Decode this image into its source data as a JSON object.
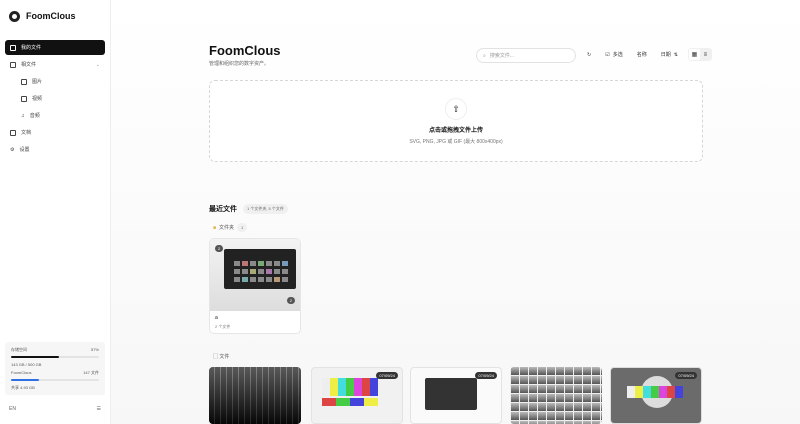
{
  "app": {
    "name": "FoomClous"
  },
  "sidebar": {
    "items": [
      {
        "label": "我的文件",
        "icon": "folder-icon"
      },
      {
        "label": "相文件",
        "icon": "image-icon"
      },
      {
        "label": "图片",
        "icon": "photo-icon"
      },
      {
        "label": "视频",
        "icon": "video-icon"
      },
      {
        "label": "音频",
        "icon": "music-icon"
      },
      {
        "label": "文档",
        "icon": "document-icon"
      },
      {
        "label": "设置",
        "icon": "gear-icon"
      }
    ],
    "storage": {
      "label": "存储空间",
      "percent_text": "57%",
      "used_fraction": 0.55,
      "usage_text": "143 GB / 500 GB",
      "app_label": "FoomClous",
      "count_text": "147 文件",
      "app_fraction": 0.32,
      "app_sub": "共享 4.93 GB"
    },
    "footer": {
      "lang": "EN",
      "menu_icon": "menu-icon"
    }
  },
  "header": {
    "title": "FoomClous",
    "subtitle": "管理和组织您的数字资产。",
    "search_placeholder": "搜索文件...",
    "select_label": "多选",
    "sort_label": "名称",
    "date_label": "日期"
  },
  "upload": {
    "title": "点击或拖拽文件上传",
    "subtitle": "SVG, PNG, JPG 或 GIF (最大 800x400px)"
  },
  "recent": {
    "heading": "最近文件",
    "count_pill": "1 个文件夹, 5 个文件",
    "folders_label": "文件夹",
    "folders_count": "1",
    "folder": {
      "name": "a",
      "sub": "2 个文件",
      "badge_top": "2",
      "badge_bottom": "2"
    },
    "files_label": "文件",
    "files": [
      {
        "badge": ""
      },
      {
        "badge": "07/09/24"
      },
      {
        "badge": "07/09/24"
      },
      {
        "badge": ""
      },
      {
        "badge": "07/09/24"
      }
    ]
  }
}
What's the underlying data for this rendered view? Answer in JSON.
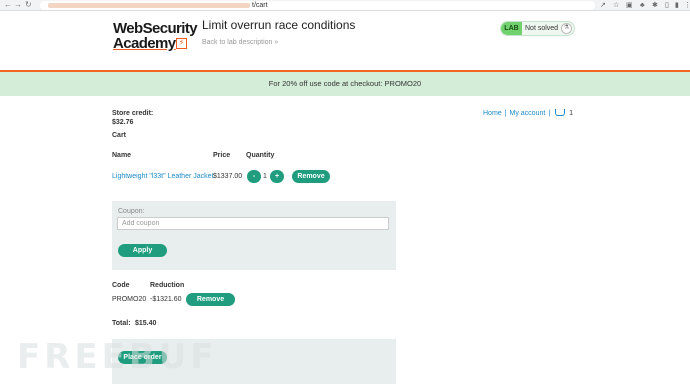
{
  "browser": {
    "url_suffix": "t/cart",
    "nav": {
      "back": "←",
      "forward": "→",
      "reload": "↻",
      "site": "⚠"
    },
    "extensions": [
      "↗",
      "☆",
      "▣",
      "♣",
      "✱",
      "▯",
      "▮",
      "⋮"
    ]
  },
  "lab": {
    "logo_line1": "WebSecurity",
    "logo_line2": "Academy",
    "logo_mark": "⚡",
    "title": "Limit overrun race conditions",
    "back_link": "Back to lab description",
    "back_chevrons": "»",
    "badge_tag": "LAB",
    "status": "Not solved",
    "flask_icon": "⚗"
  },
  "banner": {
    "text": "For 20% off use code at checkout: PROMO20"
  },
  "store": {
    "label": "Store credit:",
    "value": "$32.76"
  },
  "topnav": {
    "home": "Home",
    "separator": "|",
    "account": "My account",
    "cart_count": "1"
  },
  "cart": {
    "heading": "Cart",
    "columns": {
      "name": "Name",
      "price": "Price",
      "quantity": "Quantity"
    },
    "item": {
      "name": "Lightweight \"l33t\" Leather Jacket",
      "price": "$1337.00",
      "minus": "-",
      "quantity": "1",
      "plus": "+",
      "remove": "Remove"
    }
  },
  "coupon": {
    "label": "Coupon:",
    "placeholder": "Add coupon",
    "apply": "Apply"
  },
  "reductions": {
    "columns": {
      "code": "Code",
      "reduction": "Reduction"
    },
    "row": {
      "code": "PROMO20",
      "amount": "-$1321.60",
      "remove": "Remove"
    }
  },
  "total": {
    "label": "Total:",
    "value": "$15.40"
  },
  "order": {
    "button": "Place order"
  },
  "watermark": "FREEBUF",
  "colors": {
    "accent": "#1f9d7e",
    "link": "#1d8ac8",
    "brand_orange": "#f26522",
    "banner": "#d4edd9",
    "lab_green": "#70d16d"
  }
}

### THE EXERCISE:
Leave out the pictures and reproduce the rest of the listing exactly.

### WRITTEN RESPONSE:
Decode this image into its source data as a JSON object.
{
  "app": {
    "name": "FoomClous"
  },
  "sidebar": {
    "items": [
      {
        "label": "我的文件",
        "icon": "folder-icon"
      },
      {
        "label": "相文件",
        "icon": "image-icon"
      },
      {
        "label": "图片",
        "icon": "photo-icon"
      },
      {
        "label": "视频",
        "icon": "video-icon"
      },
      {
        "label": "音频",
        "icon": "music-icon"
      },
      {
        "label": "文档",
        "icon": "document-icon"
      },
      {
        "label": "设置",
        "icon": "gear-icon"
      }
    ],
    "storage": {
      "label": "存储空间",
      "percent_text": "57%",
      "used_fraction": 0.55,
      "usage_text": "143 GB / 500 GB",
      "app_label": "FoomClous",
      "count_text": "147 文件",
      "app_fraction": 0.32,
      "app_sub": "共享 4.93 GB"
    },
    "footer": {
      "lang": "EN",
      "menu_icon": "menu-icon"
    }
  },
  "header": {
    "title": "FoomClous",
    "subtitle": "管理和组织您的数字资产。",
    "search_placeholder": "搜索文件...",
    "select_label": "多选",
    "sort_label": "名称",
    "date_label": "日期"
  },
  "upload": {
    "title": "点击或拖拽文件上传",
    "subtitle": "SVG, PNG, JPG 或 GIF (最大 800x400px)"
  },
  "recent": {
    "heading": "最近文件",
    "count_pill": "1 个文件夹, 5 个文件",
    "folders_label": "文件夹",
    "folders_count": "1",
    "folder": {
      "name": "a",
      "sub": "2 个文件",
      "badge_top": "2",
      "badge_bottom": "2"
    },
    "files_label": "文件",
    "files": [
      {
        "badge": ""
      },
      {
        "badge": "07/09/24"
      },
      {
        "badge": "07/09/24"
      },
      {
        "badge": ""
      },
      {
        "badge": "07/09/24"
      }
    ]
  }
}
What's the underlying data for this rendered view? Answer in JSON.
{
  "browser": {
    "url_suffix": "t/cart",
    "nav": {
      "back": "←",
      "forward": "→",
      "reload": "↻",
      "site": "⚠"
    },
    "extensions": [
      "↗",
      "☆",
      "▣",
      "♣",
      "✱",
      "▯",
      "▮",
      "⋮"
    ]
  },
  "lab": {
    "logo_line1": "WebSecurity",
    "logo_line2": "Academy",
    "logo_mark": "⚡",
    "title": "Limit overrun race conditions",
    "back_link": "Back to lab description",
    "back_chevrons": "»",
    "badge_tag": "LAB",
    "status": "Not solved",
    "flask_icon": "⚗"
  },
  "banner": {
    "text": "For 20% off use code at checkout: PROMO20"
  },
  "store": {
    "label": "Store credit:",
    "value": "$32.76"
  },
  "topnav": {
    "home": "Home",
    "separator": "|",
    "account": "My account",
    "cart_count": "1"
  },
  "cart": {
    "heading": "Cart",
    "columns": {
      "name": "Name",
      "price": "Price",
      "quantity": "Quantity"
    },
    "item": {
      "name": "Lightweight \"l33t\" Leather Jacket",
      "price": "$1337.00",
      "minus": "-",
      "quantity": "1",
      "plus": "+",
      "remove": "Remove"
    }
  },
  "coupon": {
    "label": "Coupon:",
    "placeholder": "Add coupon",
    "apply": "Apply"
  },
  "reductions": {
    "columns": {
      "code": "Code",
      "reduction": "Reduction"
    },
    "row": {
      "code": "PROMO20",
      "amount": "-$1321.60",
      "remove": "Remove"
    }
  },
  "total": {
    "label": "Total:",
    "value": "$15.40"
  },
  "order": {
    "button": "Place order"
  },
  "watermark": "FREEBUF",
  "colors": {
    "accent": "#1f9d7e",
    "link": "#1d8ac8",
    "brand_orange": "#f26522",
    "banner": "#d4edd9",
    "lab_green": "#70d16d"
  }
}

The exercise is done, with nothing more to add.